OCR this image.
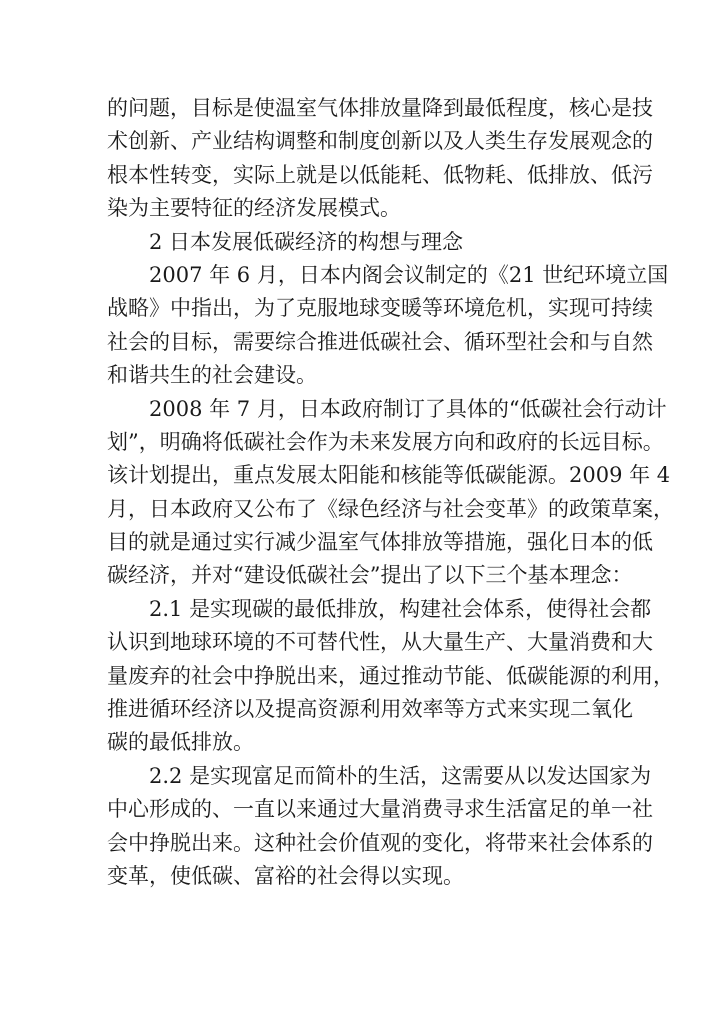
的问题，目标是使温室气体排放量降到最低程度，核心是技
术创新、产业结构调整和制度创新以及人类生存发展观念的
根本性转变，实际上就是以低能耗、低物耗、低排放、低污
染为主要特征的经济发展模式。
2 日本发展低碳经济的构想与理念
2007 年 6 月，日本内阁会议制定的《21 世纪环境立国
战略》中指出，为了克服地球变暖等环境危机，实现可持续
社会的目标，需要综合推进低碳社会、循环型社会和与自然
和谐共生的社会建设。
2008 年 7 月，日本政府制订了具体的“低碳社会行动计
划”，明确将低碳社会作为未来发展方向和政府的长远目标。
该计划提出，重点发展太阳能和核能等低碳能源。2009 年 4
月，日本政府又公布了《绿色经济与社会变革》的政策草案，
目的就是通过实行减少温室气体排放等措施，强化日本的低
碳经济，并对“建设低碳社会”提出了以下三个基本理念：
2.1 是实现碳的最低排放，构建社会体系，使得社会都
认识到地球环境的不可替代性，从大量生产、大量消费和大
量废弃的社会中挣脱出来，通过推动节能、低碳能源的利用，
推进循环经济以及提高资源利用效率等方式来实现二氧化
碳的最低排放。
2.2 是实现富足而简朴的生活，这需要从以发达国家为
中心形成的、一直以来通过大量消费寻求生活富足的单一社
会中挣脱出来。这种社会价值观的变化，将带来社会体系的
变革，使低碳、富裕的社会得以实现。
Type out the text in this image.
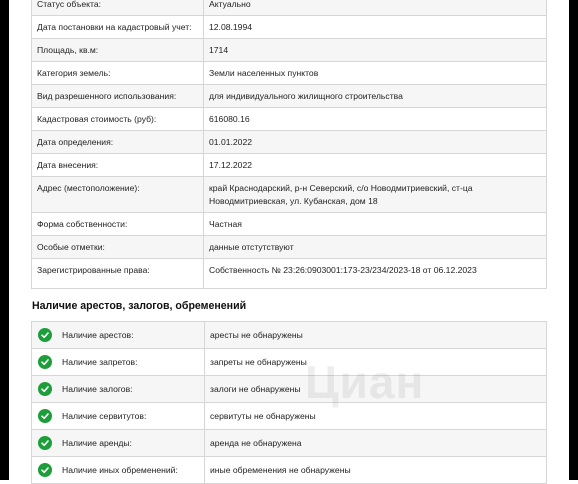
Статус объекта:	Актуально
Дата постановки на кадастровый учет:	12.08.1994
Площадь, кв.м:	1714
Категория земель:	Земли населенных пунктов
Вид разрешенного использования:	для индивидуального жилищного строительства
Кадастровая стоимость (руб):	616080.16
Дата определения:	01.01.2022
Дата внесения:	17.12.2022
Адрес (местоположение):	край Краснодарский, р-н Северский, с/о Новодмитриевский, ст-ца Новодмитриевская, ул. Кубанская, дом 18
Форма собственности:	Частная
Особые отметки:	данные отстутствуют
Зарегистрированные права:	Собственность № 23:26:0903001:173-23/234/2023-18 от 06.12.2023
Наличие арестов, залогов, обременений
Наличие арестов:	аресты не обнаружены

Наличие запретов:	запреты не обнаружены

Наличие залогов:	залоги не обнаружены

Наличие сервитутов:	сервитуты не обнаружены

Наличие аренды:	аренда не обнаружена

Наличие иных обременений:	иные обременения не обнаружены
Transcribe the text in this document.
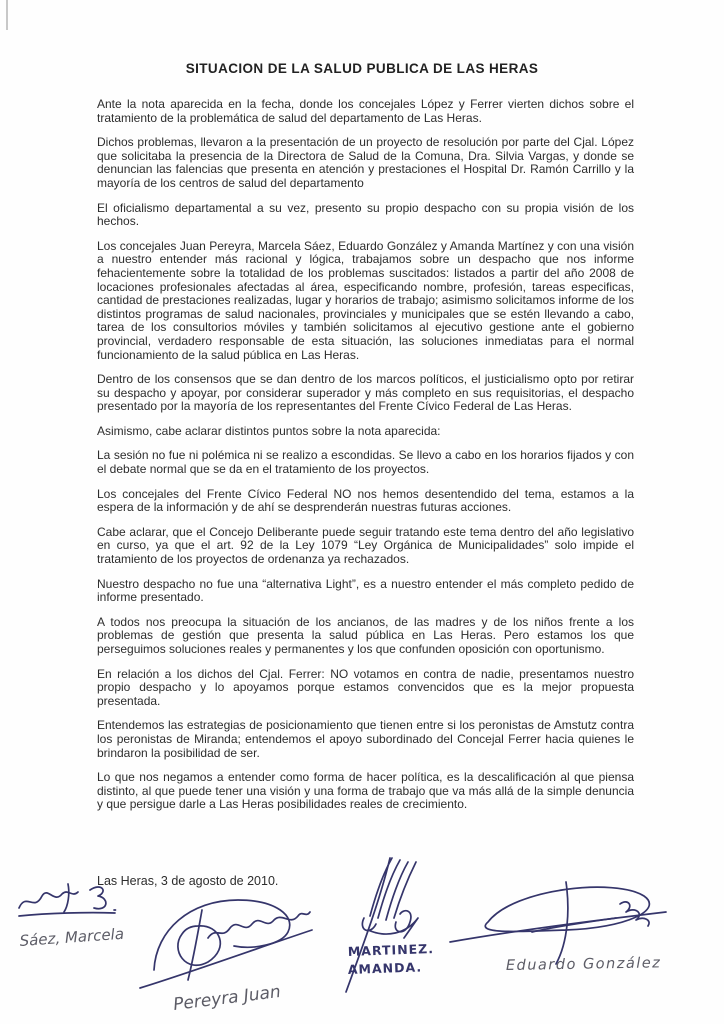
SITUACION DE LA SALUD PUBLICA DE LAS HERAS

Ante la nota aparecida en la fecha, donde los concejales López y Ferrer vierten dichos sobre el tratamiento de la problemática de salud del departamento de Las Heras.

Dichos problemas, llevaron a la presentación de un proyecto de resolución por parte del Cjal. López que solicitaba la presencia de la Directora de Salud de la Comuna, Dra. Silvia Vargas, y donde se denuncian las falencias que presenta en atención y prestaciones el Hospital Dr. Ramón Carrillo y la mayoría de los centros de salud del departamento

El oficialismo departamental a su vez, presento su propio despacho con su propia visión de los hechos.

Los concejales Juan Pereyra, Marcela Sáez, Eduardo González y Amanda Martínez y con una visión a nuestro entender más racional y lógica, trabajamos sobre un despacho que nos informe fehacientemente sobre la totalidad de los problemas suscitados: listados a partir del año 2008 de locaciones profesionales afectadas al área, especificando nombre, profesión, tareas especificas, cantidad de prestaciones realizadas, lugar y horarios de trabajo; asimismo solicitamos informe de los distintos programas de salud nacionales, provinciales y municipales que se estén llevando a cabo, tarea de los consultorios móviles y también solicitamos al ejecutivo gestione ante el gobierno provincial, verdadero responsable de esta situación, las soluciones inmediatas para el normal funcionamiento de la salud pública en Las Heras.

Dentro de los consensos que se dan dentro de los marcos políticos, el justicialismo opto por retirar su despacho y apoyar, por considerar superador y más completo en sus requisitorias, el despacho presentado por la mayoría de los representantes del Frente Cívico Federal de Las Heras.

Asimismo, cabe aclarar distintos puntos sobre la nota aparecida:

La sesión no fue ni polémica ni se realizo a escondidas. Se llevo a cabo en los horarios fijados y con el debate normal que se da en el tratamiento de los proyectos.

Los concejales del Frente Cívico Federal NO nos hemos desentendido del tema, estamos a la espera de la información y de ahí se desprenderán nuestras futuras acciones.

Cabe aclarar, que el Concejo Deliberante puede seguir tratando este tema dentro del año legislativo en curso, ya que el art. 92 de la Ley 1079 “Ley Orgánica de Municipalidades” solo impide el tratamiento de los proyectos de ordenanza ya rechazados.

Nuestro despacho no fue una “alternativa Light”, es a nuestro entender el más completo pedido de informe presentado.

A todos nos preocupa la situación de los ancianos, de las madres y de los niños frente a los problemas de gestión que presenta la salud pública en Las Heras. Pero estamos los que perseguimos soluciones reales y permanentes y los que confunden oposición con oportunismo.

En relación a los dichos del Cjal. Ferrer: NO votamos en contra de nadie, presentamos nuestro propio despacho y lo apoyamos porque estamos convencidos que es la mejor propuesta presentada.

Entendemos las estrategias de posicionamiento que tienen entre si los peronistas de Amstutz contra los peronistas de Miranda; entendemos el apoyo subordinado del Concejal Ferrer hacia quienes le brindaron la posibilidad de ser.

Lo que nos negamos a entender como forma de hacer política, es la descalificación al que piensa distinto, al que puede tener una visión y una forma de trabajo que va más allá de la simple denuncia y que persigue darle a Las Heras posibilidades reales de crecimiento.

Las Heras, 3 de agosto de 2010.
Sáez, Marcela
Pereyra Juan
MARTINEZ.
AMANDA.	Eduardo González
***
Task to complete: Reproduce the full listing above verbatim, with no pictures included.

Worked solution:
OCR this image.
的问题，目标是使温室气体排放量降到最低程度，核心是技
术创新、产业结构调整和制度创新以及人类生存发展观念的
根本性转变，实际上就是以低能耗、低物耗、低排放、低污
染为主要特征的经济发展模式。
2 日本发展低碳经济的构想与理念
2007 年 6 月，日本内阁会议制定的《21 世纪环境立国
战略》中指出，为了克服地球变暖等环境危机，实现可持续
社会的目标，需要综合推进低碳社会、循环型社会和与自然
和谐共生的社会建设。
2008 年 7 月，日本政府制订了具体的“低碳社会行动计
划”，明确将低碳社会作为未来发展方向和政府的长远目标。
该计划提出，重点发展太阳能和核能等低碳能源。2009 年 4
月，日本政府又公布了《绿色经济与社会变革》的政策草案，
目的就是通过实行减少温室气体排放等措施，强化日本的低
碳经济，并对“建设低碳社会”提出了以下三个基本理念：
2.1 是实现碳的最低排放，构建社会体系，使得社会都
认识到地球环境的不可替代性，从大量生产、大量消费和大
量废弃的社会中挣脱出来，通过推动节能、低碳能源的利用，
推进循环经济以及提高资源利用效率等方式来实现二氧化
碳的最低排放。
2.2 是实现富足而简朴的生活，这需要从以发达国家为
中心形成的、一直以来通过大量消费寻求生活富足的单一社
会中挣脱出来。这种社会价值观的变化，将带来社会体系的
变革，使低碳、富裕的社会得以实现。
Type out the text in this image.
Статус объекта:	Актуально
Дата постановки на кадастровый учет:	12.08.1994
Площадь, кв.м:	1714
Категория земель:	Земли населенных пунктов
Вид разрешенного использования:	для индивидуального жилищного строительства
Кадастровая стоимость (руб):	616080.16
Дата определения:	01.01.2022
Дата внесения:	17.12.2022
Адрес (местоположение):	край Краснодарский, р-н Северский, с/о Новодмитриевский, ст-ца Новодмитриевская, ул. Кубанская, дом 18
Форма собственности:	Частная
Особые отметки:	данные отстутствуют
Зарегистрированные права:	Собственность № 23:26:0903001:173-23/234/2023-18 от 06.12.2023
Наличие арестов, залогов, обременений
Наличие арестов:	аресты не обнаружены

Наличие запретов:	запреты не обнаружены

Наличие залогов:	залоги не обнаружены

Наличие сервитутов:	сервитуты не обнаружены

Наличие аренды:	аренда не обнаружена

Наличие иных обременений:	иные обременения не обнаружены
Transcribe the text in this document.
SITUACION DE LA SALUD PUBLICA DE LAS HERAS

Ante la nota aparecida en la fecha, donde los concejales López y Ferrer vierten dichos sobre el tratamiento de la problemática de salud del departamento de Las Heras.

Dichos problemas, llevaron a la presentación de un proyecto de resolución por parte del Cjal. López que solicitaba la presencia de la Directora de Salud de la Comuna, Dra. Silvia Vargas, y donde se denuncian las falencias que presenta en atención y prestaciones el Hospital Dr. Ramón Carrillo y la mayoría de los centros de salud del departamento

El oficialismo departamental a su vez, presento su propio despacho con su propia visión de los hechos.

Los concejales Juan Pereyra, Marcela Sáez, Eduardo González y Amanda Martínez y con una visión a nuestro entender más racional y lógica, trabajamos sobre un despacho que nos informe fehacientemente sobre la totalidad de los problemas suscitados: listados a partir del año 2008 de locaciones profesionales afectadas al área, especificando nombre, profesión, tareas especificas, cantidad de prestaciones realizadas, lugar y horarios de trabajo; asimismo solicitamos informe de los distintos programas de salud nacionales, provinciales y municipales que se estén llevando a cabo, tarea de los consultorios móviles y también solicitamos al ejecutivo gestione ante el gobierno provincial, verdadero responsable de esta situación, las soluciones inmediatas para el normal funcionamiento de la salud pública en Las Heras.

Dentro de los consensos que se dan dentro de los marcos políticos, el justicialismo opto por retirar su despacho y apoyar, por considerar superador y más completo en sus requisitorias, el despacho presentado por la mayoría de los representantes del Frente Cívico Federal de Las Heras.

Asimismo, cabe aclarar distintos puntos sobre la nota aparecida:

La sesión no fue ni polémica ni se realizo a escondidas. Se llevo a cabo en los horarios fijados y con el debate normal que se da en el tratamiento de los proyectos.

Los concejales del Frente Cívico Federal NO nos hemos desentendido del tema, estamos a la espera de la información y de ahí se desprenderán nuestras futuras acciones.

Cabe aclarar, que el Concejo Deliberante puede seguir tratando este tema dentro del año legislativo en curso, ya que el art. 92 de la Ley 1079 “Ley Orgánica de Municipalidades” solo impide el tratamiento de los proyectos de ordenanza ya rechazados.

Nuestro despacho no fue una “alternativa Light”, es a nuestro entender el más completo pedido de informe presentado.

A todos nos preocupa la situación de los ancianos, de las madres y de los niños frente a los problemas de gestión que presenta la salud pública en Las Heras. Pero estamos los que perseguimos soluciones reales y permanentes y los que confunden oposición con oportunismo.

En relación a los dichos del Cjal. Ferrer: NO votamos en contra de nadie, presentamos nuestro propio despacho y lo apoyamos porque estamos convencidos que es la mejor propuesta presentada.

Entendemos las estrategias de posicionamiento que tienen entre si los peronistas de Amstutz contra los peronistas de Miranda; entendemos el apoyo subordinado del Concejal Ferrer hacia quienes le brindaron la posibilidad de ser.

Lo que nos negamos a entender como forma de hacer política, es la descalificación al que piensa distinto, al que puede tener una visión y una forma de trabajo que va más allá de la simple denuncia y que persigue darle a Las Heras posibilidades reales de crecimiento.

Las Heras, 3 de agosto de 2010.
Sáez, Marcela
Pereyra Juan
MARTINEZ.
AMANDA.	Eduardo González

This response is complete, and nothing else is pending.